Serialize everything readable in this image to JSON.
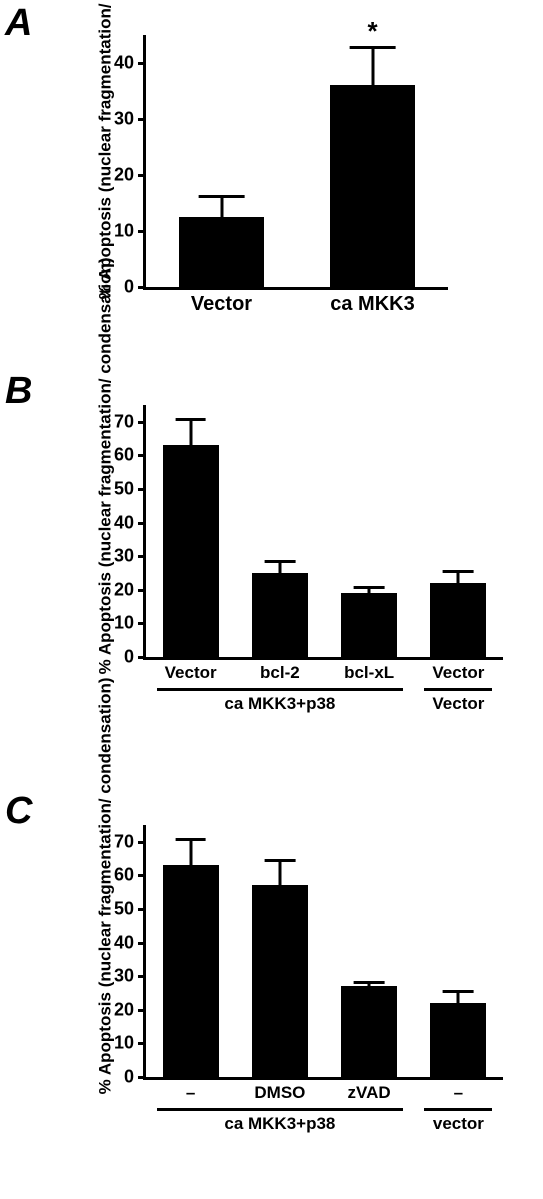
{
  "panelA": {
    "label": "A",
    "label_fontsize": 38,
    "y_axis_title": "% Apoptosis (nuclear fragmentation/ ondensation)",
    "y_axis_fontsize": 17,
    "ylim": [
      0,
      45
    ],
    "yticks": [
      0,
      10,
      20,
      30,
      40
    ],
    "tick_fontsize": 18,
    "xlabel_fontsize": 20,
    "bar_color": "#000000",
    "bars": [
      {
        "label": "Vector",
        "value": 12.5,
        "err": 4
      },
      {
        "label": "ca MKK3",
        "value": 36,
        "err": 7,
        "sig": "*"
      }
    ],
    "sig_fontsize": 26
  },
  "panelB": {
    "label": "B",
    "label_fontsize": 38,
    "y_axis_title": "% Apoptosis (nuclear fragmentation/ condensation)",
    "y_axis_fontsize": 17,
    "ylim": [
      0,
      75
    ],
    "yticks": [
      0,
      10,
      20,
      30,
      40,
      50,
      60,
      70
    ],
    "tick_fontsize": 18,
    "xlabel_fontsize": 17,
    "bar_color": "#000000",
    "bars": [
      {
        "label": "Vector",
        "value": 63,
        "err": 8
      },
      {
        "label": "bcl-2",
        "value": 25,
        "err": 4
      },
      {
        "label": "bcl-xL",
        "value": 19,
        "err": 2
      },
      {
        "label": "Vector",
        "value": 22,
        "err": 4
      }
    ],
    "group_labels": [
      {
        "label": "ca MKK3+p38",
        "span": [
          0,
          2
        ]
      },
      {
        "label": "Vector",
        "span": [
          3,
          3
        ]
      }
    ],
    "group_fontsize": 17
  },
  "panelC": {
    "label": "C",
    "label_fontsize": 38,
    "y_axis_title": "% Apoptosis (nuclear fragmentation/ condensation)",
    "y_axis_fontsize": 17,
    "ylim": [
      0,
      75
    ],
    "yticks": [
      0,
      10,
      20,
      30,
      40,
      50,
      60,
      70
    ],
    "tick_fontsize": 18,
    "xlabel_fontsize": 17,
    "bar_color": "#000000",
    "bars": [
      {
        "label": "–",
        "value": 63,
        "err": 8
      },
      {
        "label": "DMSO",
        "value": 57,
        "err": 8
      },
      {
        "label": "zVAD",
        "value": 27,
        "err": 1.5
      },
      {
        "label": "–",
        "value": 22,
        "err": 4
      }
    ],
    "group_labels": [
      {
        "label": "ca MKK3+p38",
        "span": [
          0,
          2
        ]
      },
      {
        "label": "vector",
        "span": [
          3,
          3
        ]
      }
    ],
    "group_fontsize": 17
  }
}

────

> [Instructions for the task]
Repeat every record precisely. Any picture among them stays out of the copy.

> [Right answer]
Serialize everything readable in this image to JSON.
{
  "panelA": {
    "label": "A",
    "label_fontsize": 38,
    "y_axis_title": "% Apoptosis (nuclear fragmentation/ ondensation)",
    "y_axis_fontsize": 17,
    "ylim": [
      0,
      45
    ],
    "yticks": [
      0,
      10,
      20,
      30,
      40
    ],
    "tick_fontsize": 18,
    "xlabel_fontsize": 20,
    "bar_color": "#000000",
    "bars": [
      {
        "label": "Vector",
        "value": 12.5,
        "err": 4
      },
      {
        "label": "ca MKK3",
        "value": 36,
        "err": 7,
        "sig": "*"
      }
    ],
    "sig_fontsize": 26
  },
  "panelB": {
    "label": "B",
    "label_fontsize": 38,
    "y_axis_title": "% Apoptosis (nuclear fragmentation/ condensation)",
    "y_axis_fontsize": 17,
    "ylim": [
      0,
      75
    ],
    "yticks": [
      0,
      10,
      20,
      30,
      40,
      50,
      60,
      70
    ],
    "tick_fontsize": 18,
    "xlabel_fontsize": 17,
    "bar_color": "#000000",
    "bars": [
      {
        "label": "Vector",
        "value": 63,
        "err": 8
      },
      {
        "label": "bcl-2",
        "value": 25,
        "err": 4
      },
      {
        "label": "bcl-xL",
        "value": 19,
        "err": 2
      },
      {
        "label": "Vector",
        "value": 22,
        "err": 4
      }
    ],
    "group_labels": [
      {
        "label": "ca MKK3+p38",
        "span": [
          0,
          2
        ]
      },
      {
        "label": "Vector",
        "span": [
          3,
          3
        ]
      }
    ],
    "group_fontsize": 17
  },
  "panelC": {
    "label": "C",
    "label_fontsize": 38,
    "y_axis_title": "% Apoptosis (nuclear fragmentation/ condensation)",
    "y_axis_fontsize": 17,
    "ylim": [
      0,
      75
    ],
    "yticks": [
      0,
      10,
      20,
      30,
      40,
      50,
      60,
      70
    ],
    "tick_fontsize": 18,
    "xlabel_fontsize": 17,
    "bar_color": "#000000",
    "bars": [
      {
        "label": "–",
        "value": 63,
        "err": 8
      },
      {
        "label": "DMSO",
        "value": 57,
        "err": 8
      },
      {
        "label": "zVAD",
        "value": 27,
        "err": 1.5
      },
      {
        "label": "–",
        "value": 22,
        "err": 4
      }
    ],
    "group_labels": [
      {
        "label": "ca MKK3+p38",
        "span": [
          0,
          2
        ]
      },
      {
        "label": "vector",
        "span": [
          3,
          3
        ]
      }
    ],
    "group_fontsize": 17
  }
}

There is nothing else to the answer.